GIVEN RECORDS start

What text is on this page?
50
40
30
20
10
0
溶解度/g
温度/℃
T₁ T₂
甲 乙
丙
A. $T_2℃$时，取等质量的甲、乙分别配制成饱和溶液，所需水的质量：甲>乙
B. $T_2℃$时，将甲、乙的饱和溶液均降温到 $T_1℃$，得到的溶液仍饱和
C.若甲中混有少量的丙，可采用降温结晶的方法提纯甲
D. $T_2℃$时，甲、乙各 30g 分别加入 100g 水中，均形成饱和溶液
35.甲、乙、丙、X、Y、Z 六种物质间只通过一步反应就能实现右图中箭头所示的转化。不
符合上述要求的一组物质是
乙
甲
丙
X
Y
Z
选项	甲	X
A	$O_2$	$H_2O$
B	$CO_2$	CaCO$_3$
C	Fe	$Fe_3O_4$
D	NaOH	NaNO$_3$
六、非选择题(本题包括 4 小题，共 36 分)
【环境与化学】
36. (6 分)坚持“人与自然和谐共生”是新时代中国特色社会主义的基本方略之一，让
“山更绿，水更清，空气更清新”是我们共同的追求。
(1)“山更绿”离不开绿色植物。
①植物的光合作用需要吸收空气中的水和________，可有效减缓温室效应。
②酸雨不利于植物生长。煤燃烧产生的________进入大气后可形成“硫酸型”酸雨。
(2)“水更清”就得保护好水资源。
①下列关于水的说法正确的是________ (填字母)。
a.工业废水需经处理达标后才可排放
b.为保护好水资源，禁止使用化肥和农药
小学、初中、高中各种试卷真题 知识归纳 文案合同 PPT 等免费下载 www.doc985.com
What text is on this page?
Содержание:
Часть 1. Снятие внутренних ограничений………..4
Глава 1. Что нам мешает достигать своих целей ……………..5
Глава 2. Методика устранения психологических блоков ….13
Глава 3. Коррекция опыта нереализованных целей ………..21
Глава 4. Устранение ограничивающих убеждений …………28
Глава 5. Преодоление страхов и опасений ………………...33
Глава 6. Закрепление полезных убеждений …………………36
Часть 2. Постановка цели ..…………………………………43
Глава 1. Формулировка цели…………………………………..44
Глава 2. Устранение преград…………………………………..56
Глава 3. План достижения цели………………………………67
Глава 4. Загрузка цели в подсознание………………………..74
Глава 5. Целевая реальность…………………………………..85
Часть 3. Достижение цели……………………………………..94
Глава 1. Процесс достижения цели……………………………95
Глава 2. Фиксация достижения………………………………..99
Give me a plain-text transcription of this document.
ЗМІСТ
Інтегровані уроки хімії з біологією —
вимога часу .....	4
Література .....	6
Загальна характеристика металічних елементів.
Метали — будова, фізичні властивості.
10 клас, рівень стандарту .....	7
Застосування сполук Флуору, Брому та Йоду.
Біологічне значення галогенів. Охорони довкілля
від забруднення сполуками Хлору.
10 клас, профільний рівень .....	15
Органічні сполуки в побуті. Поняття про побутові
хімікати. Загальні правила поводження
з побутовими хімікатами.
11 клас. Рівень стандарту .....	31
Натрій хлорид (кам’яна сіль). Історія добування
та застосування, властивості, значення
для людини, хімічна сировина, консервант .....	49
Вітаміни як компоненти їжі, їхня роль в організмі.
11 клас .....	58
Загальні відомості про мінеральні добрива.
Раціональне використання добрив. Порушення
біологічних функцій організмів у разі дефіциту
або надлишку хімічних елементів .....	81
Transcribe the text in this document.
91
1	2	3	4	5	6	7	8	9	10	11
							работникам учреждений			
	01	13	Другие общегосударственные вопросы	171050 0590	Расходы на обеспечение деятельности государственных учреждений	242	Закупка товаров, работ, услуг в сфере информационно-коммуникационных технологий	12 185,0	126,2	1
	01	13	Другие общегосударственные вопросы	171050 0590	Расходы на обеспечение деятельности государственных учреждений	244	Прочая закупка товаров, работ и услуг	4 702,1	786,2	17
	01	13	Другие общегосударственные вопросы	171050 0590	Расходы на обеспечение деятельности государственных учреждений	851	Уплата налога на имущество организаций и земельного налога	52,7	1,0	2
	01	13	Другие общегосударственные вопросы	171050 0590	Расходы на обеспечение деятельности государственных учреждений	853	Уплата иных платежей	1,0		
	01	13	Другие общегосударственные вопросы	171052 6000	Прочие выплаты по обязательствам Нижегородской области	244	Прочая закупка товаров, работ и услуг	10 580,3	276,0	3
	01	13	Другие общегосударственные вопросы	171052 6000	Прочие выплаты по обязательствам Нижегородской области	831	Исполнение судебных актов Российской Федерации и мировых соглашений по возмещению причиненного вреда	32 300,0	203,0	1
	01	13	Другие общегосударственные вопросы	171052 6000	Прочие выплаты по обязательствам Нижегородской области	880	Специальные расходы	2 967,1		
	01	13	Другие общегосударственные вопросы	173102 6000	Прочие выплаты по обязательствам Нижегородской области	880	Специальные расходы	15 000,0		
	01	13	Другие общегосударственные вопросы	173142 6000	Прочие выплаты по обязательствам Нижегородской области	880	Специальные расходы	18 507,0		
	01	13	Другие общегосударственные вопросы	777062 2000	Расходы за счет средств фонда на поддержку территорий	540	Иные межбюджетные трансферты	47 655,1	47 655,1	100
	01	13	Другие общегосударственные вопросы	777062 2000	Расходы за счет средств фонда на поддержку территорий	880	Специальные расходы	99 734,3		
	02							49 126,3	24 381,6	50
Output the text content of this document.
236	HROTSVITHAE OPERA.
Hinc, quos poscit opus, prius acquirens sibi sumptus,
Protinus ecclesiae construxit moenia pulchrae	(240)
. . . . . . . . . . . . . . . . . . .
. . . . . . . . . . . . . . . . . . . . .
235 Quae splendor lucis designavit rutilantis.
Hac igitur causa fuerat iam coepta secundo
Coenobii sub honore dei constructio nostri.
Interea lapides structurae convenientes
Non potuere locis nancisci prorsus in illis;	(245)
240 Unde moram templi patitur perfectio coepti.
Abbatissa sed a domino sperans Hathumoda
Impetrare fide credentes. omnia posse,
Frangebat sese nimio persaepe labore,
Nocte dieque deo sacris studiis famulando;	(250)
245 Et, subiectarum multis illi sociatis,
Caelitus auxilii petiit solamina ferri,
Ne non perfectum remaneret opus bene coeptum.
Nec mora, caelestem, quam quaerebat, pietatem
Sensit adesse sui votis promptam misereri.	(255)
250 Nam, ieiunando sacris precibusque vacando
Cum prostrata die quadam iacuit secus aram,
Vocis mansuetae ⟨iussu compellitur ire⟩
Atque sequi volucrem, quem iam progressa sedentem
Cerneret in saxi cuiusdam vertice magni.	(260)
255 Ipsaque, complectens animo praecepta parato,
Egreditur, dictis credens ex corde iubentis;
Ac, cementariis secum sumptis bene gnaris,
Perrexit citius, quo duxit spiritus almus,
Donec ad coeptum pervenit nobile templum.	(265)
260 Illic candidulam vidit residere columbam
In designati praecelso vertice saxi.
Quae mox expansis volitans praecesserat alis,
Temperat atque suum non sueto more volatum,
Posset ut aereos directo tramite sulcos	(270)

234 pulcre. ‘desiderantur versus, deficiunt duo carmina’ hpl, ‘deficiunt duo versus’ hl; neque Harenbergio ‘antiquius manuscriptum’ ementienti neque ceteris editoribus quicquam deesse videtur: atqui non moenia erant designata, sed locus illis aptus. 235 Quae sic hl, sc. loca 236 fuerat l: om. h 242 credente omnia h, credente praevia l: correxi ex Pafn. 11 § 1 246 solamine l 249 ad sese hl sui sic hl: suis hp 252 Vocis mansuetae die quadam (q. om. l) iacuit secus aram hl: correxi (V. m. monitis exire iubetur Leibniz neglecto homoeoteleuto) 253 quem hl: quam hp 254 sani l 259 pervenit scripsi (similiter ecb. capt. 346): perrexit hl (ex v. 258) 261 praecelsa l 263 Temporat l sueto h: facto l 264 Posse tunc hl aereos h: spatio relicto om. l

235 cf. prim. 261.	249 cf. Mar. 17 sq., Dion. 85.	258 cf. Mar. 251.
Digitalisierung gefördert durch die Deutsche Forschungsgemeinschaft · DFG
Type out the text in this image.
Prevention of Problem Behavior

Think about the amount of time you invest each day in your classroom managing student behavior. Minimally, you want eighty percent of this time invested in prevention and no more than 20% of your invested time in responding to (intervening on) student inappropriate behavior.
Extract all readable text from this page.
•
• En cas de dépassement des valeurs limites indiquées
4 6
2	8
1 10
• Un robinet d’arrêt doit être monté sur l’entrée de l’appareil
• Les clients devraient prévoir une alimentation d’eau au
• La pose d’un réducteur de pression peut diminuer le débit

GIVEN RECORDS end

> EXERCISE DETAILS:
Where a line above includes "цели", copy that line.

> ANSWER TO THE EXERCISE:
Часть 2. Постановка цели ..…………………………………43
Глава 1. Формулировка цели…………………………………..44
Глава 3. План достижения цели………………………………67
Глава 4. Загрузка цели в подсознание………………………..74
Часть 3. Достижение цели……………………………………..94
Глава 1. Процесс достижения цели……………………………95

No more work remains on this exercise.